| Work instructions |
Present the following data again exactly as it is shown.

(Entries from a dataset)

-- -- --

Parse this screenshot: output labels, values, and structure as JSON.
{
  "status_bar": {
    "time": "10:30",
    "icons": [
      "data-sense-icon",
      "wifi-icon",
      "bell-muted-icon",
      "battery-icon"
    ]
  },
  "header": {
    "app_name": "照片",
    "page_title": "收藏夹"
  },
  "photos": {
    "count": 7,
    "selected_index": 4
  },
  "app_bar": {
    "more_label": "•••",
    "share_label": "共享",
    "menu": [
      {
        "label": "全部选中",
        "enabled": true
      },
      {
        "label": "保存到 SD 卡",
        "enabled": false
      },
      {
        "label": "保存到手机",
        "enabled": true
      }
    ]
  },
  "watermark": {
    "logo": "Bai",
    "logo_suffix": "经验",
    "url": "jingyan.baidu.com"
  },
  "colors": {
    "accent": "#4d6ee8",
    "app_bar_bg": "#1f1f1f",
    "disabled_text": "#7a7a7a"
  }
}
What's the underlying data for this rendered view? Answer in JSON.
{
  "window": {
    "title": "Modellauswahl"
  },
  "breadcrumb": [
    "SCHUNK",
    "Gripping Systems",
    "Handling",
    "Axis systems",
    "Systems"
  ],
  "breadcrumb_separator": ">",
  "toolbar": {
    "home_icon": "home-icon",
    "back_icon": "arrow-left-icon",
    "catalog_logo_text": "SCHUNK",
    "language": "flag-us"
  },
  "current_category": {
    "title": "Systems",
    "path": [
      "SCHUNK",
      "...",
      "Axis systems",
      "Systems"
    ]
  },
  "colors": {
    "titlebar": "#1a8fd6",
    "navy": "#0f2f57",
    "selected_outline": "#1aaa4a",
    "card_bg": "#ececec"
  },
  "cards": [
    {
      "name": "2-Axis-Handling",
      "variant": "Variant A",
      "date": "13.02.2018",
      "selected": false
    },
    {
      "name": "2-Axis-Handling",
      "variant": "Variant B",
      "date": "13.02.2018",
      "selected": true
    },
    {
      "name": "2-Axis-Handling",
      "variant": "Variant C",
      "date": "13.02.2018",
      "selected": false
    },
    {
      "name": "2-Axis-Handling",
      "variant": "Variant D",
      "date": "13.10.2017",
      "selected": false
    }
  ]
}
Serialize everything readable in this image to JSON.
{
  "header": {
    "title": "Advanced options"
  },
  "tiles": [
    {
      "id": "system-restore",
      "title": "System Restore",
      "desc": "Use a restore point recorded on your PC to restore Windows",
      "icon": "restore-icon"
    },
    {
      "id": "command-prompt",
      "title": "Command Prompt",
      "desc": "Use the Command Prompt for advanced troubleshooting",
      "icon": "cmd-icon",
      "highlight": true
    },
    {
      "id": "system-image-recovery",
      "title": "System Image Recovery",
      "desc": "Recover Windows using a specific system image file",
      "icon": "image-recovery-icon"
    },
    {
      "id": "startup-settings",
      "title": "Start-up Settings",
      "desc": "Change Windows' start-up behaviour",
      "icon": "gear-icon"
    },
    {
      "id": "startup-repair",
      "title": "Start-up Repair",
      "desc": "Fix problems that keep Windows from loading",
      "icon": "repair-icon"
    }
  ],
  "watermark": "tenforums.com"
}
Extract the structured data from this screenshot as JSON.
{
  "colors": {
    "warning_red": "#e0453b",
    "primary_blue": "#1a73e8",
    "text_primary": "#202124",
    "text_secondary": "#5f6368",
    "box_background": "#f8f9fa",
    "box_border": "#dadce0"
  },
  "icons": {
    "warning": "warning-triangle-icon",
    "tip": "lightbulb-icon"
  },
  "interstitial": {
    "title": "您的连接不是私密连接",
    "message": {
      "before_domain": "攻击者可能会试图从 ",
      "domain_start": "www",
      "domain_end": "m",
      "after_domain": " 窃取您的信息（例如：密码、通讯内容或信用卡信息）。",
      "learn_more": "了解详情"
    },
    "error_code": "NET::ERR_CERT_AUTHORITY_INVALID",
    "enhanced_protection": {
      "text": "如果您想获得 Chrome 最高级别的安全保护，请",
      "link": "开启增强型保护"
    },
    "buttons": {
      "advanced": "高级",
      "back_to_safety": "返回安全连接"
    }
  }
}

-- -- --

| Right answer |
Parse this screenshot: output labels, values, and structure as JSON.
{
  "status_bar": {
    "time": "10:30",
    "icons": [
      "data-sense-icon",
      "wifi-icon",
      "bell-muted-icon",
      "battery-icon"
    ]
  },
  "header": {
    "app_name": "照片",
    "page_title": "收藏夹"
  },
  "photos": {
    "count": 7,
    "selected_index": 4
  },
  "app_bar": {
    "more_label": "•••",
    "share_label": "共享",
    "menu": [
      {
        "label": "全部选中",
        "enabled": true
      },
      {
        "label": "保存到 SD 卡",
        "enabled": false
      },
      {
        "label": "保存到手机",
        "enabled": true
      }
    ]
  },
  "watermark": {
    "logo": "Bai",
    "logo_suffix": "经验",
    "url": "jingyan.baidu.com"
  },
  "colors": {
    "accent": "#4d6ee8",
    "app_bar_bg": "#1f1f1f",
    "disabled_text": "#7a7a7a"
  }
}
What's the underlying data for this rendered view? Answer in JSON.
{
  "window": {
    "title": "Modellauswahl"
  },
  "breadcrumb": [
    "SCHUNK",
    "Gripping Systems",
    "Handling",
    "Axis systems",
    "Systems"
  ],
  "breadcrumb_separator": ">",
  "toolbar": {
    "home_icon": "home-icon",
    "back_icon": "arrow-left-icon",
    "catalog_logo_text": "SCHUNK",
    "language": "flag-us"
  },
  "current_category": {
    "title": "Systems",
    "path": [
      "SCHUNK",
      "...",
      "Axis systems",
      "Systems"
    ]
  },
  "colors": {
    "titlebar": "#1a8fd6",
    "navy": "#0f2f57",
    "selected_outline": "#1aaa4a",
    "card_bg": "#ececec"
  },
  "cards": [
    {
      "name": "2-Axis-Handling",
      "variant": "Variant A",
      "date": "13.02.2018",
      "selected": false
    },
    {
      "name": "2-Axis-Handling",
      "variant": "Variant B",
      "date": "13.02.2018",
      "selected": true
    },
    {
      "name": "2-Axis-Handling",
      "variant": "Variant C",
      "date": "13.02.2018",
      "selected": false
    },
    {
      "name": "2-Axis-Handling",
      "variant": "Variant D",
      "date": "13.10.2017",
      "selected": false
    }
  ]
}
Serialize everything readable in this image to JSON.
{
  "header": {
    "title": "Advanced options"
  },
  "tiles": [
    {
      "id": "system-restore",
      "title": "System Restore",
      "desc": "Use a restore point recorded on your PC to restore Windows",
      "icon": "restore-icon"
    },
    {
      "id": "command-prompt",
      "title": "Command Prompt",
      "desc": "Use the Command Prompt for advanced troubleshooting",
      "icon": "cmd-icon",
      "highlight": true
    },
    {
      "id": "system-image-recovery",
      "title": "System Image Recovery",
      "desc": "Recover Windows using a specific system image file",
      "icon": "image-recovery-icon"
    },
    {
      "id": "startup-settings",
      "title": "Start-up Settings",
      "desc": "Change Windows' start-up behaviour",
      "icon": "gear-icon"
    },
    {
      "id": "startup-repair",
      "title": "Start-up Repair",
      "desc": "Fix problems that keep Windows from loading",
      "icon": "repair-icon"
    }
  ],
  "watermark": "tenforums.com"
}
Extract the structured data from this screenshot as JSON.
{
  "colors": {
    "warning_red": "#e0453b",
    "primary_blue": "#1a73e8",
    "text_primary": "#202124",
    "text_secondary": "#5f6368",
    "box_background": "#f8f9fa",
    "box_border": "#dadce0"
  },
  "icons": {
    "warning": "warning-triangle-icon",
    "tip": "lightbulb-icon"
  },
  "interstitial": {
    "title": "您的连接不是私密连接",
    "message": {
      "before_domain": "攻击者可能会试图从 ",
      "domain_start": "www",
      "domain_end": "m",
      "after_domain": " 窃取您的信息（例如：密码、通讯内容或信用卡信息）。",
      "learn_more": "了解详情"
    },
    "error_code": "NET::ERR_CERT_AUTHORITY_INVALID",
    "enhanced_protection": {
      "text": "如果您想获得 Chrome 最高级别的安全保护，请",
      "link": "开启增强型保护"
    },
    "buttons": {
      "advanced": "高级",
      "back_to_safety": "返回安全连接"
    }
  }
}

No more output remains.